-------- Records supplied --------

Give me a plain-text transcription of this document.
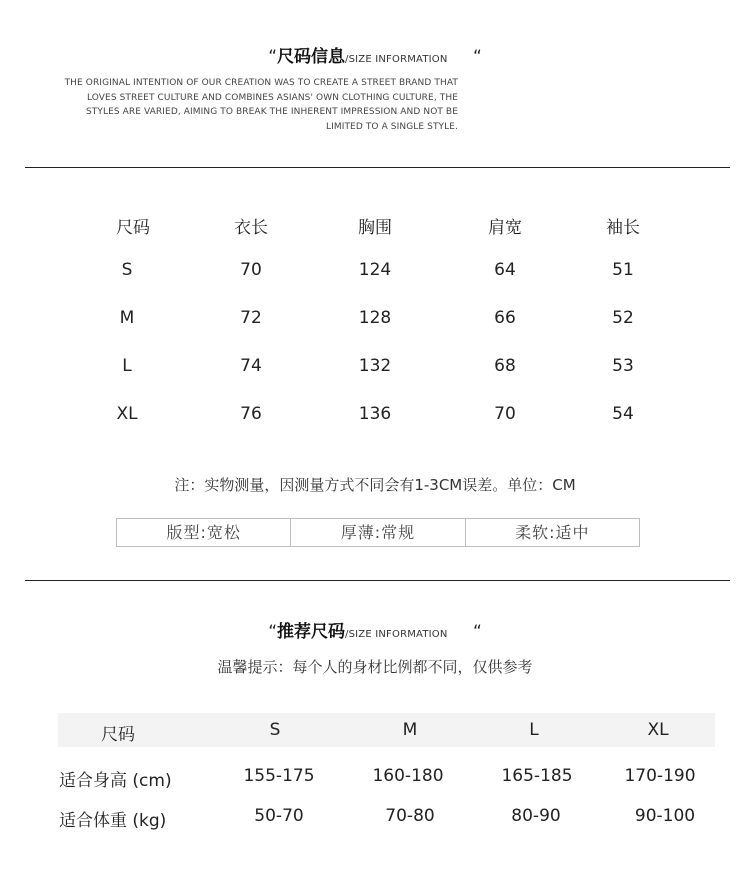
“尺码信息/SIZE INFORMATION “
THE ORIGINAL INTENTION OF OUR CREATION WAS TO CREATE A STREET BRAND THAT
LOVES STREET CULTURE AND COMBINES ASIANS' OWN CLOTHING CULTURE, THE
STYLES ARE VARIED, AIMING TO BREAK THE INHERENT IMPRESSION AND NOT BE
LIMITED TO A SINGLE STYLE.
尺码	衣长	胸围	肩宽	袖长
S	70	124	64	51
M	72	128	66	52
L	74	132	68	53
XL	76	136	70	54
注：实物测量，因测量方式不同会有1-3CM误差。单位：CM
版型:宽松	厚薄:常规	柔软:适中
“推荐尺码/SIZE INFORMATION “
温馨提示：每个人的身材比例都不同，仅供参考
尺码	S	M	L	XL
适合身高 (cm)	155-175	160-180	165-185	170-190
适合体重 (kg)	50-70	70-80	80-90	90-100
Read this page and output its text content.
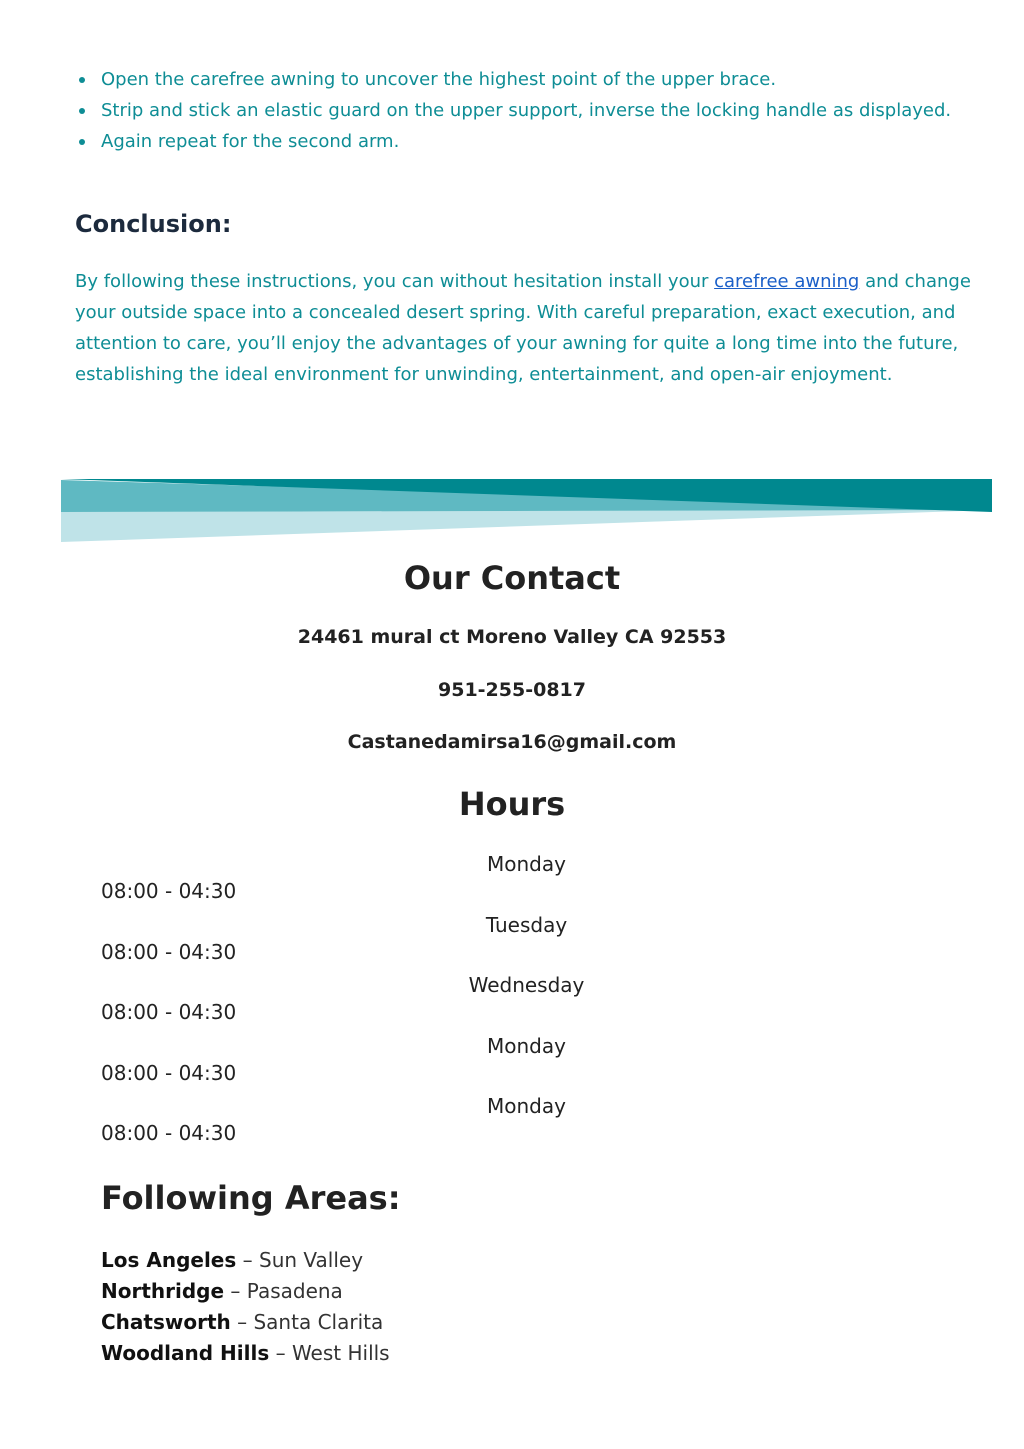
Open the carefree awning to uncover the highest point of the upper brace.
Strip and stick an elastic guard on the upper support, inverse the locking handle as displayed.
Again repeat for the second arm.
Conclusion:

By following these instructions, you can without hesitation install your carefree awning and change your outside space into a concealed desert spring. With careful preparation, exact execution, and attention to care, you’ll enjoy the advantages of your awning for quite a long time into the future, establishing the ideal environment for unwinding, entertainment, and open-air enjoyment.

Our Contact
24461 mural ct Moreno Valley CA 92553
951-255-0817
Castanedamirsa16@gmail.com
Hours
Monday
08:00 - 04:30
Tuesday
08:00 - 04:30
Wednesday
08:00 - 04:30
Monday
08:00 - 04:30
Monday
08:00 - 04:30
Following Areas:
Los Angeles – Sun Valley
Northridge – Pasadena
Chatsworth – Santa Clarita
Woodland Hills – West Hills
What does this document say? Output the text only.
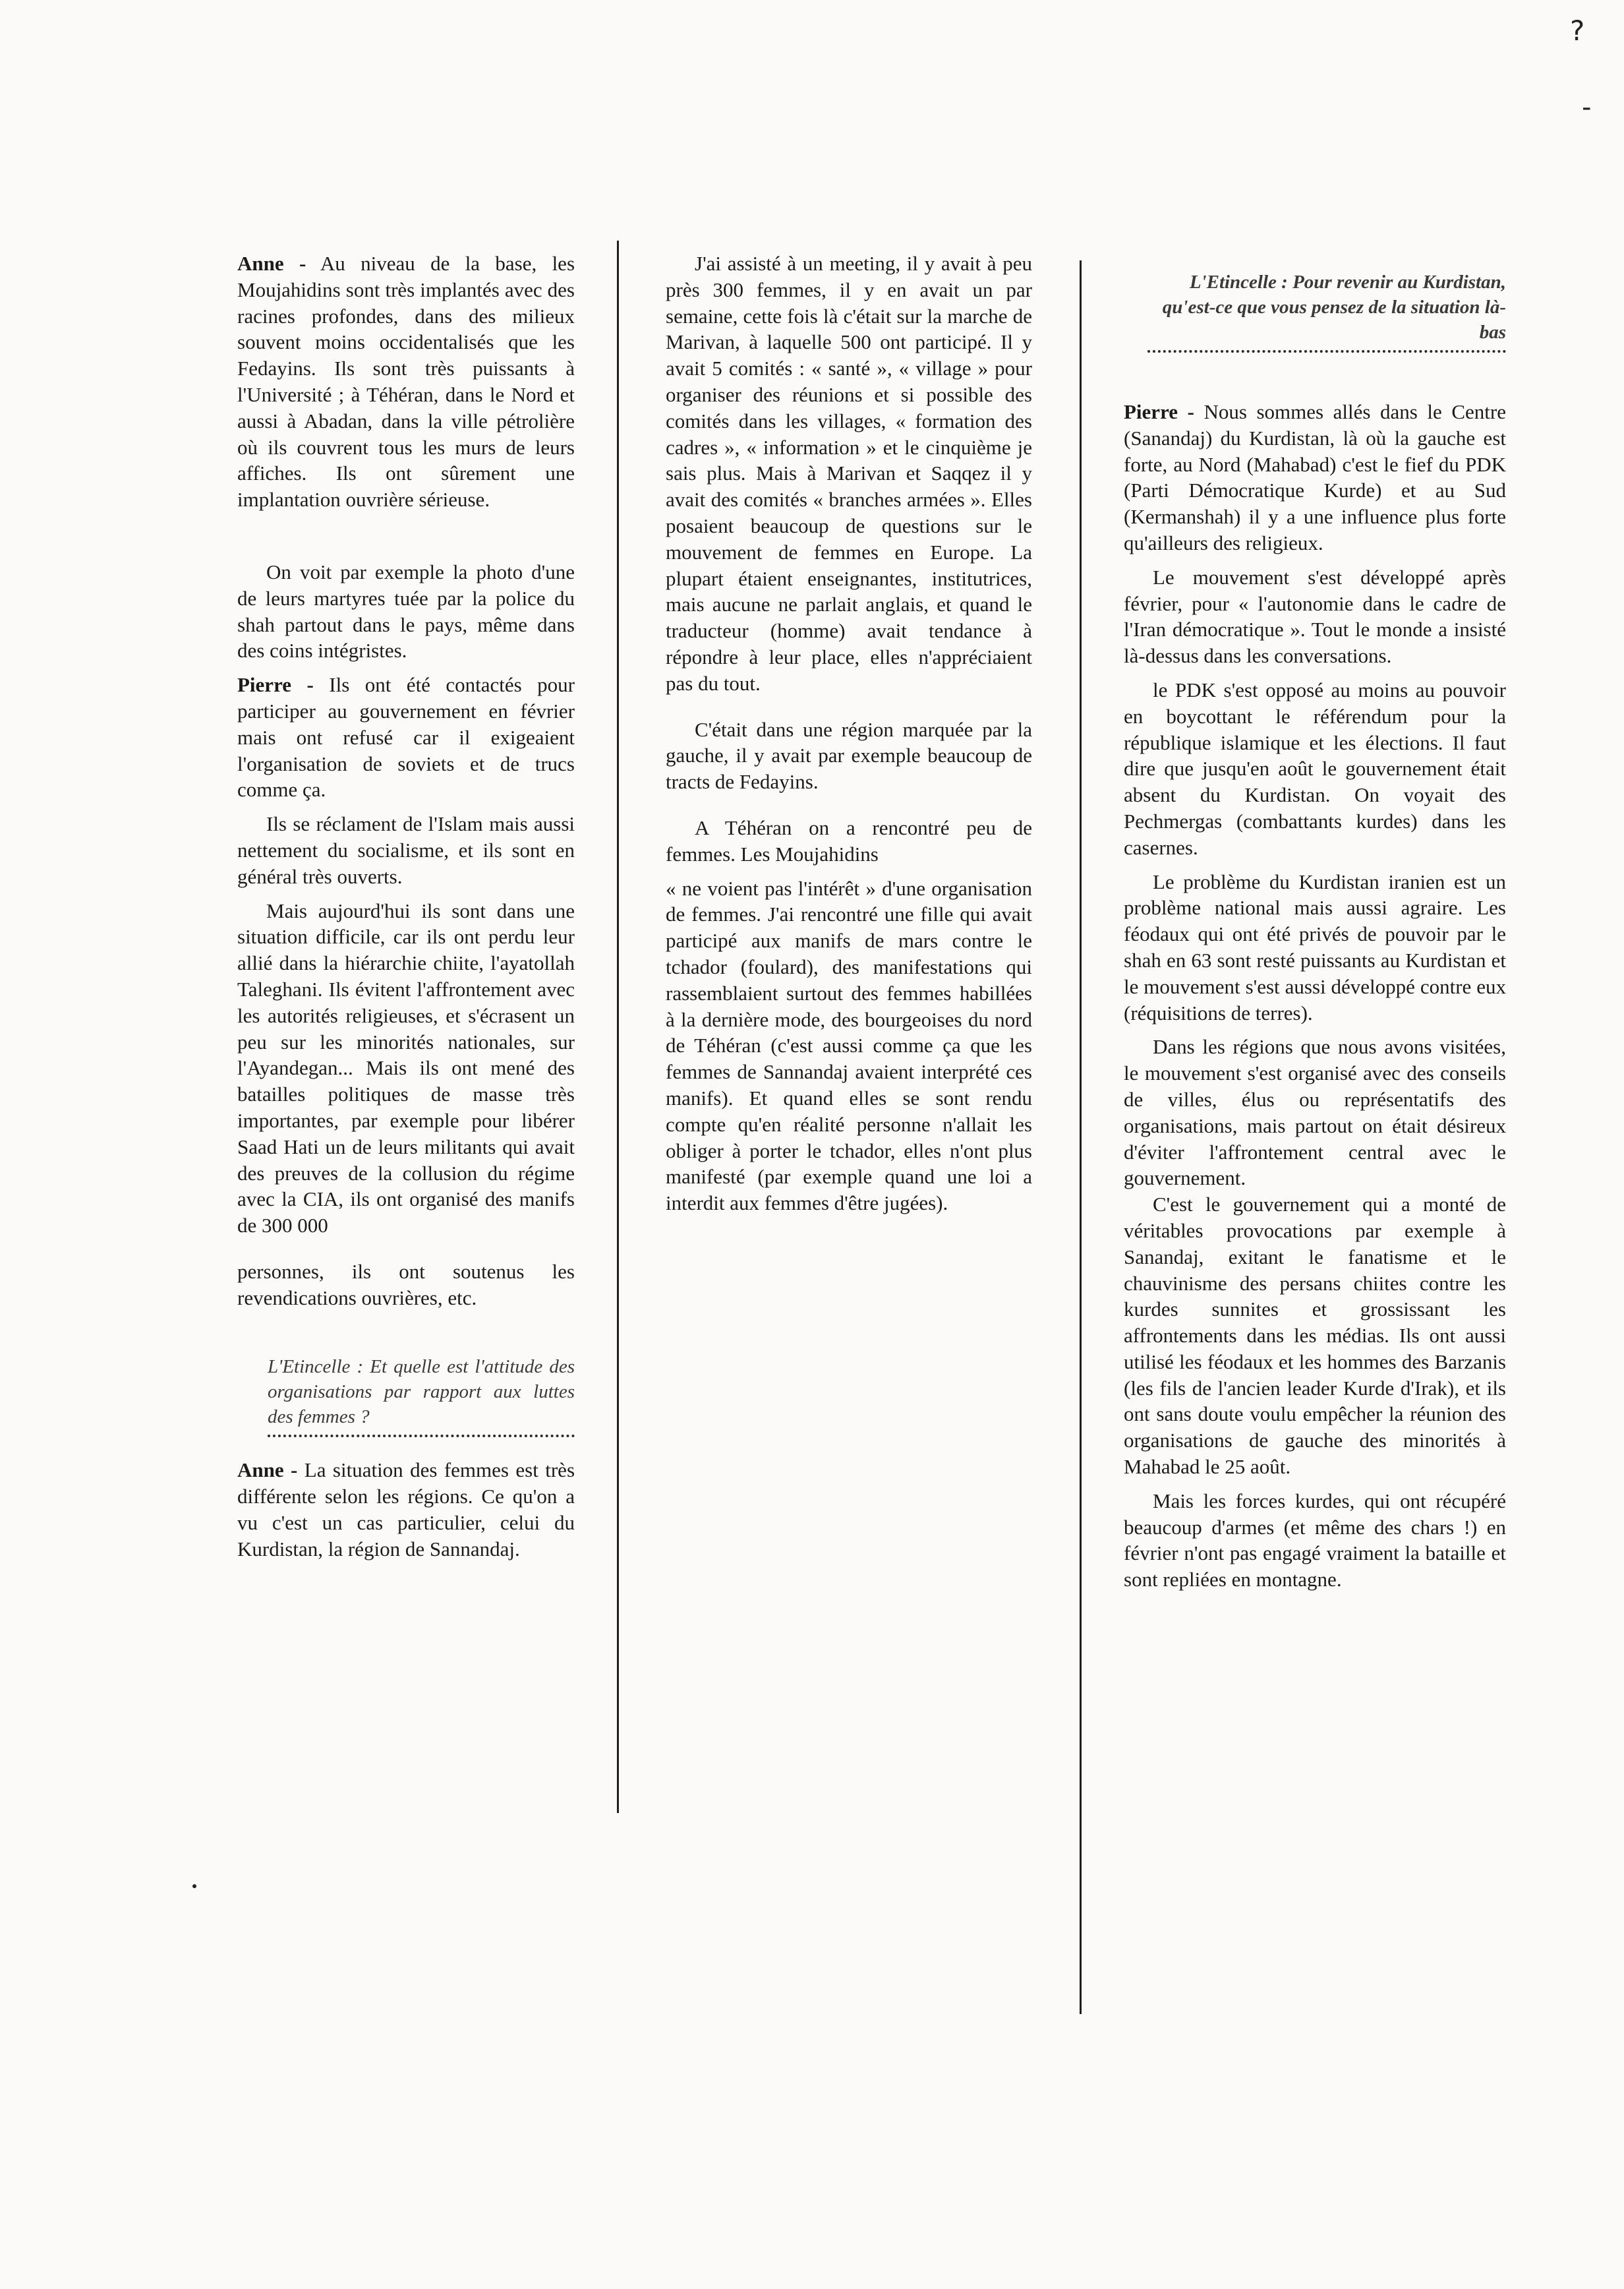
?
-

Anne - Au niveau de la base, les Moujahidins sont très implantés avec des racines profondes, dans des milieux souvent moins occidentalisés que les Fedayins. Ils sont très puissants à l'Université ; à Téhéran, dans le Nord et aussi à Abadan, dans la ville pétrolière où ils couvrent tous les murs de leurs affiches. Ils ont sûrement une implantation ouvrière sérieuse.

On voit par exemple la photo d'une de leurs martyres tuée par la police du shah partout dans le pays, même dans des coins intégristes.

Pierre - Ils ont été contactés pour participer au gouvernement en février mais ont refusé car il exigeaient l'organisation de soviets et de trucs comme ça.

Ils se réclament de l'Islam mais aussi nettement du socialisme, et ils sont en général très ouverts.

Mais aujourd'hui ils sont dans une situation difficile, car ils ont perdu leur allié dans la hiérarchie chiite, l'ayatollah Taleghani. Ils évitent l'affrontement avec les autorités religieuses, et s'écrasent un peu sur les minorités nationales, sur l'Ayandegan... Mais ils ont mené des batailles politiques de masse très importantes, par exemple pour libérer Saad Hati un de leurs militants qui avait des preuves de la collusion du régime avec la CIA, ils ont organisé des manifs de 300 000

personnes, ils ont soutenus les revendications ouvrières, etc.

L'Etincelle : Et quelle est l'attitude des organisations par rapport aux luttes des femmes ?

Anne - La situation des femmes est très différente selon les régions. Ce qu'on a vu c'est un cas particulier, celui du Kurdistan, la région de Sannandaj.

J'ai assisté à un meeting, il y avait à peu près 300 femmes, il y en avait un par semaine, cette fois là c'était sur la marche de Marivan, à laquelle 500 ont participé. Il y avait 5 comités : « santé », « village » pour organiser des réunions et si possible des comités dans les villages, « formation des cadres », « information » et le cinquième je sais plus. Mais à Marivan et Saqqez il y avait des comités « branches armées ». Elles posaient beaucoup de questions sur le mouvement de femmes en Europe. La plupart étaient enseignantes, institutrices, mais aucune ne parlait anglais, et quand le traducteur (homme) avait tendance à répondre à leur place, elles n'appréciaient pas du tout.

C'était dans une région marquée par la gauche, il y avait par exemple beaucoup de tracts de Fedayins.

A Téhéran on a rencontré peu de femmes. Les Moujahidins

« ne voient pas l'intérêt » d'une organisation de femmes. J'ai rencontré une fille qui avait participé aux manifs de mars contre le tchador (foulard), des manifestations qui rassemblaient surtout des femmes habillées à la dernière mode, des bourgeoises du nord de Téhéran (c'est aussi comme ça que les femmes de Sannandaj avaient interprété ces manifs). Et quand elles se sont rendu compte qu'en réalité personne n'allait les obliger à porter le tchador, elles n'ont plus manifesté (par exemple quand une loi a interdit aux femmes d'être jugées).

L'Etincelle : Pour revenir au Kurdistan, qu'est-ce que vous pensez de la situation là-bas

Pierre - Nous sommes allés dans le Centre (Sanandaj) du Kurdistan, là où la gauche est forte, au Nord (Mahabad) c'est le fief du PDK (Parti Démocratique Kurde) et au Sud (Kermanshah) il y a une influence plus forte qu'ailleurs des religieux.

Le mouvement s'est développé après février, pour « l'autonomie dans le cadre de l'Iran démocratique ». Tout le monde a insisté là-dessus dans les conversations.

le PDK s'est opposé au moins au pouvoir en boycottant le référendum pour la république islamique et les élections. Il faut dire que jusqu'en août le gouvernement était absent du Kurdistan. On voyait des Pechmergas (combattants kurdes) dans les casernes.

Le problème du Kurdistan iranien est un problème national mais aussi agraire. Les féodaux qui ont été privés de pouvoir par le shah en 63 sont resté puissants au Kurdistan et le mouvement s'est aussi développé contre eux (réquisitions de terres).

Dans les régions que nous avons visitées, le mouvement s'est organisé avec des conseils de villes, élus ou représentatifs des organisations, mais partout on était désireux d'éviter l'affrontement central avec le gouvernement.

C'est le gouvernement qui a monté de véritables provocations par exemple à Sanandaj, exitant le fanatisme et le chauvinisme des persans chiites contre les kurdes sunnites et grossissant les affrontements dans les médias. Ils ont aussi utilisé les féodaux et les hommes des Barzanis (les fils de l'ancien leader Kurde d'Irak), et ils ont sans doute voulu empêcher la réunion des organisations de gauche des minorités à Mahabad le 25 août.

Mais les forces kurdes, qui ont récupéré beaucoup d'armes (et même des chars !) en février n'ont pas engagé vraiment la bataille et sont repliées en montagne.
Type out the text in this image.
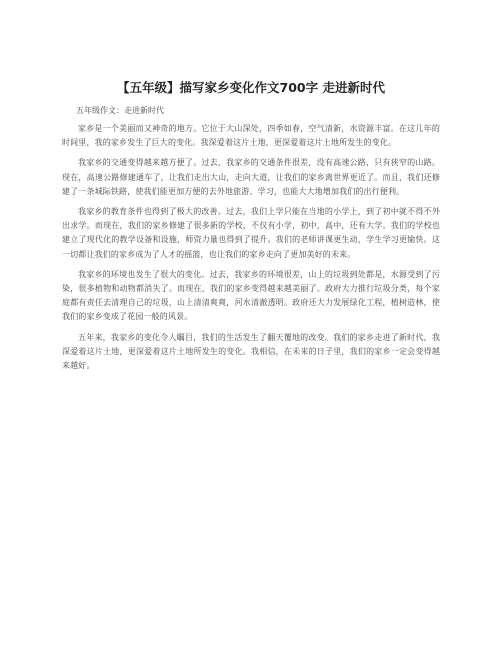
【五年级】描写家乡变化作文700字 走进新时代

五年级作文：走进新时代

家乡是一个美丽而又神奇的地方。它位于大山深处，四季如春，空气清新，水资源丰富。在这几年的时间里，我的家乡发生了巨大的变化。我深爱着这片土地，更深爱着这片土地所发生的变化。

我家乡的交通变得越来越方便了。过去，我家乡的交通条件很差，没有高速公路，只有狭窄的山路。现在，高速公路修建通车了，让我们走出大山，走向大道，让我们的家乡离世界更近了。而且，我们还修建了一条城际铁路，使我们能更加方便的去外地旅游、学习，也能大大地增加我们的出行便利。

我家乡的教育条件也得到了极大的改善。过去，我们上学只能在当地的小学上，到了初中就不得不外出求学。而现在，我们的家乡修建了很多新的学校，不仅有小学，初中，高中，还有大学。我们的学校也建立了现代化的教学设备和设施，师资力量也得到了提升。我们的老师讲课更生动，学生学习更愉快。这一切都让我们的家乡成为了人才的摇篮，也让我们的家乡走向了更加美好的未来。

我家乡的环境也发生了很大的变化。过去，我家乡的环境很差，山上的垃圾到处都是，水源受到了污染，很多植物和动物都消失了。而现在，我们的家乡变得越来越美丽了。政府大力推行垃圾分类，每个家庭都有责任去清理自己的垃圾，山上清清爽爽，河水清澈透明。政府还大力发展绿化工程，植树造林，使我们的家乡变成了花园一般的风景。

五年来，我家乡的变化令人瞩目，我们的生活发生了翻天覆地的改变。我们的家乡走进了新时代，我深爱着这片土地，更深爱着这片土地所发生的变化。我相信，在未来的日子里，我们的家乡一定会变得越来越好。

--------

[Direction] Show every line in the records above that contains the word "Kurdistan".

[Task answer]
Anne - La situation des femmes est très différente selon les régions. Ce qu'on a vu c'est un cas particulier, celui du Kurdistan, la région de Sannandaj.
L'Etincelle : Pour revenir au Kurdistan, qu'est-ce que vous pensez de la situation là-bas
Pierre - Nous sommes allés dans le Centre (Sanandaj) du Kurdistan, là où la gauche est forte, au Nord (Mahabad) c'est le fief du PDK (Parti Démocratique Kurde) et au Sud (Kermanshah) il y a une influence plus forte qu'ailleurs des religieux.
le PDK s'est opposé au moins au pouvoir en boycottant le référendum pour la république islamique et les élections. Il faut dire que jusqu'en août le gouvernement était absent du Kurdistan. On voyait des Pechmergas (combattants kurdes) dans les casernes.
Le problème du Kurdistan iranien est un problème national mais aussi agraire. Les féodaux qui ont été privés de pouvoir par le shah en 63 sont resté puissants au Kurdistan et le mouvement s'est aussi développé contre eux (réquisitions de terres).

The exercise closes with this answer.